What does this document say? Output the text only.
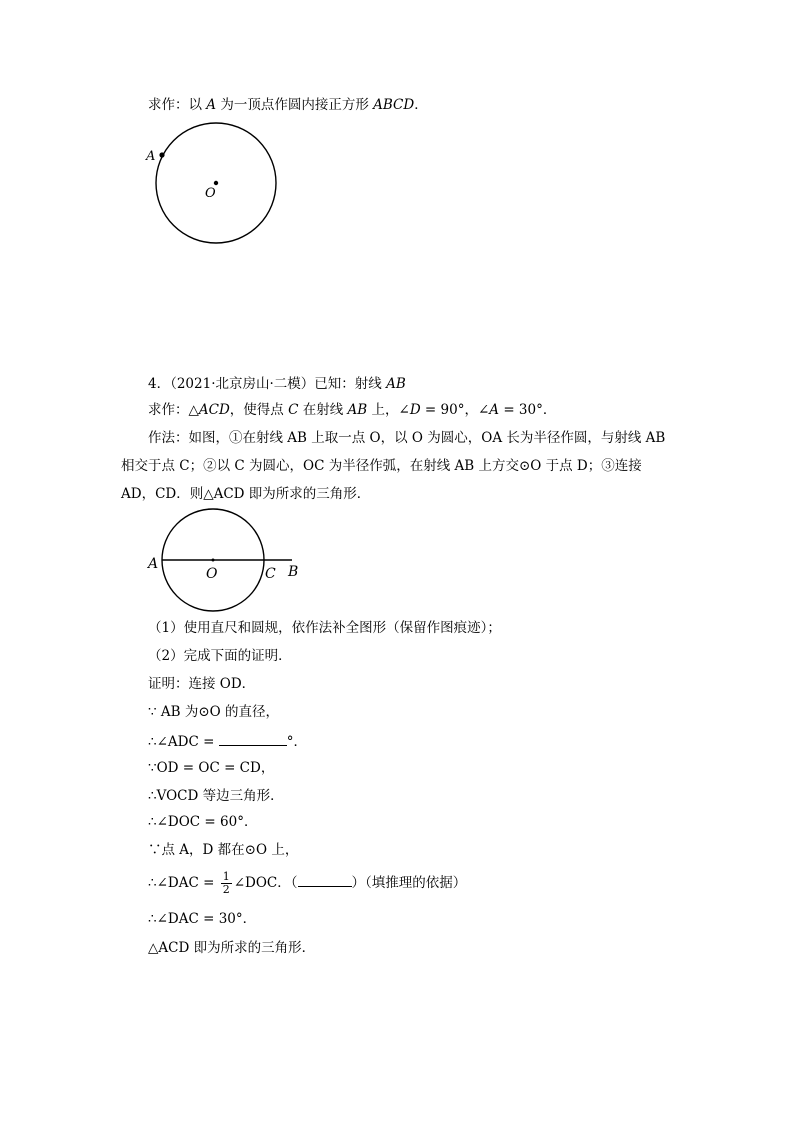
求作：以 A 为一顶点作圆内接正方形 ABCD．
A
O
4．（2021·北京房山·二模）已知：射线 AB
求作：△ACD，使得点 C 在射线 AB 上，∠D = 90°，∠A = 30°．
作法：如图，①在射线 AB 上取一点 O，以 O 为圆心，OA 长为半径作圆，与射线 AB
相交于点 C；②以 C 为圆心，OC 为半径作弧，在射线 AB 上方交⊙O 于点 D；③连接
AD，CD．则△ACD 即为所求的三角形．
A
O	C B
（1）使用直尺和圆规，依作法补全图形（保留作图痕迹）；
（2）完成下面的证明．
证明：连接 OD．
∵ AB 为⊙O 的直径，
∴∠ADC =	°．
∵OD = OC = CD，
∴VOCD 等边三角形．
∴∠DOC = 60°．
∵点 A，D 都在⊙O 上，
∴∠DAC = $\frac{1}{2}$ ∠DOC．（	）（填推理的依据）
∴∠DAC = 30°．
△ACD 即为所求的三角形．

_EXERCISE AIM_
Repeat each entry exactly as given; no pictures belong in the copy.

_REPLY_
What does this document say? Output the text only.
求作：以 A 为一顶点作圆内接正方形 ABCD．
A
O
4．（2021·北京房山·二模）已知：射线 AB
求作：△ACD，使得点 C 在射线 AB 上，∠D = 90°，∠A = 30°．
作法：如图，①在射线 AB 上取一点 O，以 O 为圆心，OA 长为半径作圆，与射线 AB
相交于点 C；②以 C 为圆心，OC 为半径作弧，在射线 AB 上方交⊙O 于点 D；③连接
AD，CD．则△ACD 即为所求的三角形．
A
O	C B
（1）使用直尺和圆规，依作法补全图形（保留作图痕迹）；
（2）完成下面的证明．
证明：连接 OD．
∵ AB 为⊙O 的直径，
∴∠ADC =	°．
∵OD = OC = CD，
∴VOCD 等边三角形．
∴∠DOC = 60°．
∵点 A，D 都在⊙O 上，
∴∠DAC = $\frac{1}{2}$ ∠DOC．（	）（填推理的依据）
∴∠DAC = 30°．
△ACD 即为所求的三角形．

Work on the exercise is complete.